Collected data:

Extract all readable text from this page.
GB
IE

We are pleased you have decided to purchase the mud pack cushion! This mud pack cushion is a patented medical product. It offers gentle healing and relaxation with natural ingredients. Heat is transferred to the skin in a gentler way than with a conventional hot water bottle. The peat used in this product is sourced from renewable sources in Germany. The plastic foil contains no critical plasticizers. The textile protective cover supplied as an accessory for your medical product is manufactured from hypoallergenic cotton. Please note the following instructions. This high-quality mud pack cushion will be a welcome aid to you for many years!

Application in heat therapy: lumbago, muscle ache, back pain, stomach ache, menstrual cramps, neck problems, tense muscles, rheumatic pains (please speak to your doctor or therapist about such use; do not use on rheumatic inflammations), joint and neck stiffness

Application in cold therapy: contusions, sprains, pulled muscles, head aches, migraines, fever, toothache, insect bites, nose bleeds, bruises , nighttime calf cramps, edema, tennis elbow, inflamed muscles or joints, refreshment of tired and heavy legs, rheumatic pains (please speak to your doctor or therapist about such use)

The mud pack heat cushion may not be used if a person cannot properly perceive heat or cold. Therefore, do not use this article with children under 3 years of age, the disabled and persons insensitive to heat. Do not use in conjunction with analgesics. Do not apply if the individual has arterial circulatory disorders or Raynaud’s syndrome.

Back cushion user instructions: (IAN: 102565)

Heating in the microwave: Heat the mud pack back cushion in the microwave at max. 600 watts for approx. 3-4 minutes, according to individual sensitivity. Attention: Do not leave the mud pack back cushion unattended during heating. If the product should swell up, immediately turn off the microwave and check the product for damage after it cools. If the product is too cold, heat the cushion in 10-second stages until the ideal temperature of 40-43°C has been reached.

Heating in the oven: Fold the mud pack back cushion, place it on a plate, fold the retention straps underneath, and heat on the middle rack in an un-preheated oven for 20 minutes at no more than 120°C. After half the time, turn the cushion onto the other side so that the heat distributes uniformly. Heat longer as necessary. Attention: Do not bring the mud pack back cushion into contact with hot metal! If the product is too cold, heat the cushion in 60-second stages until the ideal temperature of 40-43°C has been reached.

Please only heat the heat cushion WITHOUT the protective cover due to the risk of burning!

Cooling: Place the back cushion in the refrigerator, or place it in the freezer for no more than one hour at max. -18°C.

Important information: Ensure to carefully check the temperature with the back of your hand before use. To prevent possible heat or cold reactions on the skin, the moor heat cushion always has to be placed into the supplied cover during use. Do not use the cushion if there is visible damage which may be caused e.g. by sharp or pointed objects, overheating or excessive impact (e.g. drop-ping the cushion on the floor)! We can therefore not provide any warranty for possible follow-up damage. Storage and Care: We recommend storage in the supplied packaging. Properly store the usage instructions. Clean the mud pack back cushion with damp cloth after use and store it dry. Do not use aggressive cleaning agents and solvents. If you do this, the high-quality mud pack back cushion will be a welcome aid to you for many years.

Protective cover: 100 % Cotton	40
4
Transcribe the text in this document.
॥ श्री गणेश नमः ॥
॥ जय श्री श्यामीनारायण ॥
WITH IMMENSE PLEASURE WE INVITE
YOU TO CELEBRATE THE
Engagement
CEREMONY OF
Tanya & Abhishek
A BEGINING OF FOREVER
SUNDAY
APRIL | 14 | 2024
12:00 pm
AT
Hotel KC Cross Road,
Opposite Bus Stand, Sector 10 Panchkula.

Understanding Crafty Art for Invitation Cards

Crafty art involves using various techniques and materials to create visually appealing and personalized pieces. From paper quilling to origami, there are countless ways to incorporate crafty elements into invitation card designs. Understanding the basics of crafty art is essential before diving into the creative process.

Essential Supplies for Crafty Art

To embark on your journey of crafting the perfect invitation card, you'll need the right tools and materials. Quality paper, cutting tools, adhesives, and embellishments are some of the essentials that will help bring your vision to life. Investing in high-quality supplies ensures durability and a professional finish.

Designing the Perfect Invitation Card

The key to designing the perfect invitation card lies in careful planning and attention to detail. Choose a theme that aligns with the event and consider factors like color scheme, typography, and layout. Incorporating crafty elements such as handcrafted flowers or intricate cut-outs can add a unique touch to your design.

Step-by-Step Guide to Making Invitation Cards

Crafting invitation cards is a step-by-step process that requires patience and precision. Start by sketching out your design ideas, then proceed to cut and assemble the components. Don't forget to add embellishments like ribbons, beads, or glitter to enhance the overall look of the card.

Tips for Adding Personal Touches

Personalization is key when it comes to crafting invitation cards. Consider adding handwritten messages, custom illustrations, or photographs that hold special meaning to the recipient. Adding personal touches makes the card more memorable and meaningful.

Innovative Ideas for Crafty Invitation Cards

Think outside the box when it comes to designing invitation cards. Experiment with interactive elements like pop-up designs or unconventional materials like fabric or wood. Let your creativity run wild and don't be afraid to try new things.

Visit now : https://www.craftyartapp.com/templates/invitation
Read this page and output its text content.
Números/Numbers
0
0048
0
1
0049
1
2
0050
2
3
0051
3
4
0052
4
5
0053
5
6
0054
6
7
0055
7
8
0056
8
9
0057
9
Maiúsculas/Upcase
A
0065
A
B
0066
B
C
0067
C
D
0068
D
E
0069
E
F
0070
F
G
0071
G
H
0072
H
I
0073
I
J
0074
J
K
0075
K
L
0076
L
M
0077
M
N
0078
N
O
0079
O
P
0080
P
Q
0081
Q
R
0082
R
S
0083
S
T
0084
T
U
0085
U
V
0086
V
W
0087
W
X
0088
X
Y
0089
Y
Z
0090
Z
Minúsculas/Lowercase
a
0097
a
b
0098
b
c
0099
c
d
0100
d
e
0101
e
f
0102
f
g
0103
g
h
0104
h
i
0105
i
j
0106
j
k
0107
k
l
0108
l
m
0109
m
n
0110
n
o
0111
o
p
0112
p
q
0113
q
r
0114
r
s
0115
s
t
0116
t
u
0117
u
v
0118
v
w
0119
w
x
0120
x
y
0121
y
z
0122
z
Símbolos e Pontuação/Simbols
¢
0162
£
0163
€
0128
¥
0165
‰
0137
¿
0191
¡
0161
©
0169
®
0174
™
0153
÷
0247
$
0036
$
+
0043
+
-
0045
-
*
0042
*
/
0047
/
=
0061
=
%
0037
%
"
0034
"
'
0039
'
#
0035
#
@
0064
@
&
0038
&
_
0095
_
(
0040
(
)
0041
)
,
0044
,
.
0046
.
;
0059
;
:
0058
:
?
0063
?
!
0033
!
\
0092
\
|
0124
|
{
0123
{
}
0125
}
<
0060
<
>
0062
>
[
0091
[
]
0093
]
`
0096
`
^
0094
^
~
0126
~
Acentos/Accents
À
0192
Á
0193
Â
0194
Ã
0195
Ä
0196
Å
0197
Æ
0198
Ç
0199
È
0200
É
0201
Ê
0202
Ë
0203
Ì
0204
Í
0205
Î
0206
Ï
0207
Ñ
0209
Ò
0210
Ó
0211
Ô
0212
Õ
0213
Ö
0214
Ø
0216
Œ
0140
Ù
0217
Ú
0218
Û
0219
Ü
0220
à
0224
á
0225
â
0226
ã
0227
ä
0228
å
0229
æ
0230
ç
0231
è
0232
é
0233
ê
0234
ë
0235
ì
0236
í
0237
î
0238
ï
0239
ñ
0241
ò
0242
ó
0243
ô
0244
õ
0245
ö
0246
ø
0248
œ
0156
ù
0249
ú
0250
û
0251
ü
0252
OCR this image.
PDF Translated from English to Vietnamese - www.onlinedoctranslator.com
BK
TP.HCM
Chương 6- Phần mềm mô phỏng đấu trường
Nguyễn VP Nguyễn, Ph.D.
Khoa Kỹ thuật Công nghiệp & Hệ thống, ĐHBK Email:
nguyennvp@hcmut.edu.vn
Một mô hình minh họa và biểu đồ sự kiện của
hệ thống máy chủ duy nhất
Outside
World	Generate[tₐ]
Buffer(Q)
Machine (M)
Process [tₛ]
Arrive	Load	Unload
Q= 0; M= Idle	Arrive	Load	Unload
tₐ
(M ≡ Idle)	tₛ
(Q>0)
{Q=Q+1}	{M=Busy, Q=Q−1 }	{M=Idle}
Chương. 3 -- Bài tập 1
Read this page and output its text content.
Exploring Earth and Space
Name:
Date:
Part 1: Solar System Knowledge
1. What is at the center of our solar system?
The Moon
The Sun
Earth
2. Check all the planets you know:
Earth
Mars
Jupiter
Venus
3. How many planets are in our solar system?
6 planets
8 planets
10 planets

Exercise directions: What is the number of lines above that contain "muscles"? Answer with that number only.

Output: 2